● Given task
Give back a single number, the count of lines containing the word "средства".

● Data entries
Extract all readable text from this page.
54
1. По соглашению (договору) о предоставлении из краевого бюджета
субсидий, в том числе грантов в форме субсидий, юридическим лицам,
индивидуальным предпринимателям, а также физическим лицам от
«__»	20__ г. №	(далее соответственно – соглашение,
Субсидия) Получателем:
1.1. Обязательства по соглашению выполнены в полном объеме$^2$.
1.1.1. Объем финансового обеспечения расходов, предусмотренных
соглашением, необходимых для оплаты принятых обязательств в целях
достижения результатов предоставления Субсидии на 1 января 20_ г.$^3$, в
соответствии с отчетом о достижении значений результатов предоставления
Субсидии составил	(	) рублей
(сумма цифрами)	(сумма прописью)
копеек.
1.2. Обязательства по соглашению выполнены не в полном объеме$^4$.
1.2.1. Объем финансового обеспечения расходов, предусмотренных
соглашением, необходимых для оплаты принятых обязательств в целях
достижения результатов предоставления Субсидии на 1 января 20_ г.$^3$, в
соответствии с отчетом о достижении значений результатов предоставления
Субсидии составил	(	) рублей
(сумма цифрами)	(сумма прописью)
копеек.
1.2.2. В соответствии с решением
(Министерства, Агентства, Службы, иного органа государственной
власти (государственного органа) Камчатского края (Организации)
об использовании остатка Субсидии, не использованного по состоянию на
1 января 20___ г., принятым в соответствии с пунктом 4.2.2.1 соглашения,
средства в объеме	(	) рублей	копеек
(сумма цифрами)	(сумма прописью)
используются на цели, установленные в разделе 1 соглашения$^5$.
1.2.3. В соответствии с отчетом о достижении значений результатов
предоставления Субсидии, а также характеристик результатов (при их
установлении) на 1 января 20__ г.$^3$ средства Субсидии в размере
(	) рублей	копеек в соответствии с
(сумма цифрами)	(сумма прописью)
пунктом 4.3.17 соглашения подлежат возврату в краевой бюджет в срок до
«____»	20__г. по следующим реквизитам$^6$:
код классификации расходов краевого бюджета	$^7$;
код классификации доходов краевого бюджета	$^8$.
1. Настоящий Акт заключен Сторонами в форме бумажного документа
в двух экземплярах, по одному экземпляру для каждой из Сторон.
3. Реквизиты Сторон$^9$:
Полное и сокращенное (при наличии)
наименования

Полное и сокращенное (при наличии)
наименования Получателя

● Response to the exercise
2